• PROBLEM REQUIREMENTS
Restate the full set of records exactly, without adding or dropping a word.

[Begin RECORDS SHOWN]

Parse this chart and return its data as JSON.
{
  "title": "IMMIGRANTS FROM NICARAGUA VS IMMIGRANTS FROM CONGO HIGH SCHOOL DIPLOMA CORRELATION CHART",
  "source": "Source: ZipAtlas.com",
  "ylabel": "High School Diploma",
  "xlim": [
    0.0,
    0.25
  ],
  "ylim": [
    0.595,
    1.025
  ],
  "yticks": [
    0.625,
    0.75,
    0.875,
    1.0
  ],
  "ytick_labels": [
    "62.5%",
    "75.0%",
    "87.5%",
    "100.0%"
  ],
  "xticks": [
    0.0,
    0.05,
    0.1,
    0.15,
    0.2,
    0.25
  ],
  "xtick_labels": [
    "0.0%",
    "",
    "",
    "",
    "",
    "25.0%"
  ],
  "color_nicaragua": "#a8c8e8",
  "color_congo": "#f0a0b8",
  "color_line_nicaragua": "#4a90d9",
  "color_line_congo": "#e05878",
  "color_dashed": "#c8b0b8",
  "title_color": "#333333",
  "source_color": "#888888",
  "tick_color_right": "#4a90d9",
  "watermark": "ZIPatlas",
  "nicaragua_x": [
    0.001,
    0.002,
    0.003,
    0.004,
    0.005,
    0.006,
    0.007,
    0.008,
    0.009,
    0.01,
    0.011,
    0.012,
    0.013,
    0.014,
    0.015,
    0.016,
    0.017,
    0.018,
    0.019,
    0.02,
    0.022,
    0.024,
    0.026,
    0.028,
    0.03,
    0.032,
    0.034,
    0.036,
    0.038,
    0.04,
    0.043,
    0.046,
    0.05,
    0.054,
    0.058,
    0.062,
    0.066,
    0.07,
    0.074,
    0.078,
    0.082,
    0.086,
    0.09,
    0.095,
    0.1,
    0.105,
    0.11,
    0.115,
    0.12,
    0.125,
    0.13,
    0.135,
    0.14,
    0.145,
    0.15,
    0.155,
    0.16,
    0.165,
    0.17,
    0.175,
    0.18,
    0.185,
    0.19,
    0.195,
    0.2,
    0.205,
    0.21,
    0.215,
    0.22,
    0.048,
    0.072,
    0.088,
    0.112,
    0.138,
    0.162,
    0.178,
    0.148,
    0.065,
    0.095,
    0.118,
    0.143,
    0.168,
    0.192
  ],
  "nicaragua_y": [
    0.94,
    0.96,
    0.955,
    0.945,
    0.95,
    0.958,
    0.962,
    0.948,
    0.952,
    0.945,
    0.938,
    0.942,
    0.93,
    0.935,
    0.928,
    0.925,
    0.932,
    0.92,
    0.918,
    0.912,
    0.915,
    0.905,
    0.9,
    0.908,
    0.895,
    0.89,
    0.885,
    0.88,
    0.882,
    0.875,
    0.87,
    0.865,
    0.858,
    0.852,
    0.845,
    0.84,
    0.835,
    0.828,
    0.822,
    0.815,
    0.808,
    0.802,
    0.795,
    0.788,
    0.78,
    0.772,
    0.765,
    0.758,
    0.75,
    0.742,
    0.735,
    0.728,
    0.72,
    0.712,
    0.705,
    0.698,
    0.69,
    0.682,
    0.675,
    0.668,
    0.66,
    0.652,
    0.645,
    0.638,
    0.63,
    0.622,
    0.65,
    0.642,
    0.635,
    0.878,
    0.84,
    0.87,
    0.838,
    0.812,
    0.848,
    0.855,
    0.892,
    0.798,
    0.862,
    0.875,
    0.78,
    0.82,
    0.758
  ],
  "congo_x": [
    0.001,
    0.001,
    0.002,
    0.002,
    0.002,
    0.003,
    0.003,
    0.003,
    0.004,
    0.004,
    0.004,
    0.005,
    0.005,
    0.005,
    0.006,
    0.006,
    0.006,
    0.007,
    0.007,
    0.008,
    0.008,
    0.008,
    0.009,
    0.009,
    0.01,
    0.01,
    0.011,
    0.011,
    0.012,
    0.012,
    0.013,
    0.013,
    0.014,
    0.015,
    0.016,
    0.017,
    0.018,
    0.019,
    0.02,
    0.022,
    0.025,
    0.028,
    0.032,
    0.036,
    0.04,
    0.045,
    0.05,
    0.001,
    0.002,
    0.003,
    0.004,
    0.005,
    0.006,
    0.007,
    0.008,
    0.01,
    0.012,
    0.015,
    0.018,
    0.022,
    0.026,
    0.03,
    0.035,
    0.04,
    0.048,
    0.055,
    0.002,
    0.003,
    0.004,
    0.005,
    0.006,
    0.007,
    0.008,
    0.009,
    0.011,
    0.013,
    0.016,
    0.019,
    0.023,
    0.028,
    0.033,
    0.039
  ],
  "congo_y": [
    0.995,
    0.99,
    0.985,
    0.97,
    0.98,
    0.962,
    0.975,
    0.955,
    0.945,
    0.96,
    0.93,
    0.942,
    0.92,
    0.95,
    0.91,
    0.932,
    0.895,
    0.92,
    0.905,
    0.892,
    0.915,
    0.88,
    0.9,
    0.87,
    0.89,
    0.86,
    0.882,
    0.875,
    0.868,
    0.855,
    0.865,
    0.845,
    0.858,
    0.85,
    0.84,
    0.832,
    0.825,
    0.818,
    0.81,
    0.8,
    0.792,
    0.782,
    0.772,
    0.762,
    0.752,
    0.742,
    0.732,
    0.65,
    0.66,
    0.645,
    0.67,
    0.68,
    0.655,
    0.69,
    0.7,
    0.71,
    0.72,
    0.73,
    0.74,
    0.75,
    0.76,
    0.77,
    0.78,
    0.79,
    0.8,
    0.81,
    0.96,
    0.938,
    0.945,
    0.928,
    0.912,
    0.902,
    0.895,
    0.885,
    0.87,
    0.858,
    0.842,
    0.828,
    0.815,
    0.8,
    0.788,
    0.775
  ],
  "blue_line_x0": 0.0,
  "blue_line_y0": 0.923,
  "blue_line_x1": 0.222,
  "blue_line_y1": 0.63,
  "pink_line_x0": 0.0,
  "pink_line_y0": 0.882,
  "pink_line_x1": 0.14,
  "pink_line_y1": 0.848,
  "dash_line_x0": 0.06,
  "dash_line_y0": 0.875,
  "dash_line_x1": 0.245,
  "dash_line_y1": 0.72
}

[End RECORDS SHOWN]

• EXPECTED ANSWER
Parse this chart and return its data as JSON.
{
  "title": "IMMIGRANTS FROM NICARAGUA VS IMMIGRANTS FROM CONGO HIGH SCHOOL DIPLOMA CORRELATION CHART",
  "source": "Source: ZipAtlas.com",
  "ylabel": "High School Diploma",
  "xlim": [
    0.0,
    0.25
  ],
  "ylim": [
    0.595,
    1.025
  ],
  "yticks": [
    0.625,
    0.75,
    0.875,
    1.0
  ],
  "ytick_labels": [
    "62.5%",
    "75.0%",
    "87.5%",
    "100.0%"
  ],
  "xticks": [
    0.0,
    0.05,
    0.1,
    0.15,
    0.2,
    0.25
  ],
  "xtick_labels": [
    "0.0%",
    "",
    "",
    "",
    "",
    "25.0%"
  ],
  "color_nicaragua": "#a8c8e8",
  "color_congo": "#f0a0b8",
  "color_line_nicaragua": "#4a90d9",
  "color_line_congo": "#e05878",
  "color_dashed": "#c8b0b8",
  "title_color": "#333333",
  "source_color": "#888888",
  "tick_color_right": "#4a90d9",
  "watermark": "ZIPatlas",
  "nicaragua_x": [
    0.001,
    0.002,
    0.003,
    0.004,
    0.005,
    0.006,
    0.007,
    0.008,
    0.009,
    0.01,
    0.011,
    0.012,
    0.013,
    0.014,
    0.015,
    0.016,
    0.017,
    0.018,
    0.019,
    0.02,
    0.022,
    0.024,
    0.026,
    0.028,
    0.03,
    0.032,
    0.034,
    0.036,
    0.038,
    0.04,
    0.043,
    0.046,
    0.05,
    0.054,
    0.058,
    0.062,
    0.066,
    0.07,
    0.074,
    0.078,
    0.082,
    0.086,
    0.09,
    0.095,
    0.1,
    0.105,
    0.11,
    0.115,
    0.12,
    0.125,
    0.13,
    0.135,
    0.14,
    0.145,
    0.15,
    0.155,
    0.16,
    0.165,
    0.17,
    0.175,
    0.18,
    0.185,
    0.19,
    0.195,
    0.2,
    0.205,
    0.21,
    0.215,
    0.22,
    0.048,
    0.072,
    0.088,
    0.112,
    0.138,
    0.162,
    0.178,
    0.148,
    0.065,
    0.095,
    0.118,
    0.143,
    0.168,
    0.192
  ],
  "nicaragua_y": [
    0.94,
    0.96,
    0.955,
    0.945,
    0.95,
    0.958,
    0.962,
    0.948,
    0.952,
    0.945,
    0.938,
    0.942,
    0.93,
    0.935,
    0.928,
    0.925,
    0.932,
    0.92,
    0.918,
    0.912,
    0.915,
    0.905,
    0.9,
    0.908,
    0.895,
    0.89,
    0.885,
    0.88,
    0.882,
    0.875,
    0.87,
    0.865,
    0.858,
    0.852,
    0.845,
    0.84,
    0.835,
    0.828,
    0.822,
    0.815,
    0.808,
    0.802,
    0.795,
    0.788,
    0.78,
    0.772,
    0.765,
    0.758,
    0.75,
    0.742,
    0.735,
    0.728,
    0.72,
    0.712,
    0.705,
    0.698,
    0.69,
    0.682,
    0.675,
    0.668,
    0.66,
    0.652,
    0.645,
    0.638,
    0.63,
    0.622,
    0.65,
    0.642,
    0.635,
    0.878,
    0.84,
    0.87,
    0.838,
    0.812,
    0.848,
    0.855,
    0.892,
    0.798,
    0.862,
    0.875,
    0.78,
    0.82,
    0.758
  ],
  "congo_x": [
    0.001,
    0.001,
    0.002,
    0.002,
    0.002,
    0.003,
    0.003,
    0.003,
    0.004,
    0.004,
    0.004,
    0.005,
    0.005,
    0.005,
    0.006,
    0.006,
    0.006,
    0.007,
    0.007,
    0.008,
    0.008,
    0.008,
    0.009,
    0.009,
    0.01,
    0.01,
    0.011,
    0.011,
    0.012,
    0.012,
    0.013,
    0.013,
    0.014,
    0.015,
    0.016,
    0.017,
    0.018,
    0.019,
    0.02,
    0.022,
    0.025,
    0.028,
    0.032,
    0.036,
    0.04,
    0.045,
    0.05,
    0.001,
    0.002,
    0.003,
    0.004,
    0.005,
    0.006,
    0.007,
    0.008,
    0.01,
    0.012,
    0.015,
    0.018,
    0.022,
    0.026,
    0.03,
    0.035,
    0.04,
    0.048,
    0.055,
    0.002,
    0.003,
    0.004,
    0.005,
    0.006,
    0.007,
    0.008,
    0.009,
    0.011,
    0.013,
    0.016,
    0.019,
    0.023,
    0.028,
    0.033,
    0.039
  ],
  "congo_y": [
    0.995,
    0.99,
    0.985,
    0.97,
    0.98,
    0.962,
    0.975,
    0.955,
    0.945,
    0.96,
    0.93,
    0.942,
    0.92,
    0.95,
    0.91,
    0.932,
    0.895,
    0.92,
    0.905,
    0.892,
    0.915,
    0.88,
    0.9,
    0.87,
    0.89,
    0.86,
    0.882,
    0.875,
    0.868,
    0.855,
    0.865,
    0.845,
    0.858,
    0.85,
    0.84,
    0.832,
    0.825,
    0.818,
    0.81,
    0.8,
    0.792,
    0.782,
    0.772,
    0.762,
    0.752,
    0.742,
    0.732,
    0.65,
    0.66,
    0.645,
    0.67,
    0.68,
    0.655,
    0.69,
    0.7,
    0.71,
    0.72,
    0.73,
    0.74,
    0.75,
    0.76,
    0.77,
    0.78,
    0.79,
    0.8,
    0.81,
    0.96,
    0.938,
    0.945,
    0.928,
    0.912,
    0.902,
    0.895,
    0.885,
    0.87,
    0.858,
    0.842,
    0.828,
    0.815,
    0.8,
    0.788,
    0.775
  ],
  "blue_line_x0": 0.0,
  "blue_line_y0": 0.923,
  "blue_line_x1": 0.222,
  "blue_line_y1": 0.63,
  "pink_line_x0": 0.0,
  "pink_line_y0": 0.882,
  "pink_line_x1": 0.14,
  "pink_line_y1": 0.848,
  "dash_line_x0": 0.06,
  "dash_line_y0": 0.875,
  "dash_line_x1": 0.245,
  "dash_line_y1": 0.72
}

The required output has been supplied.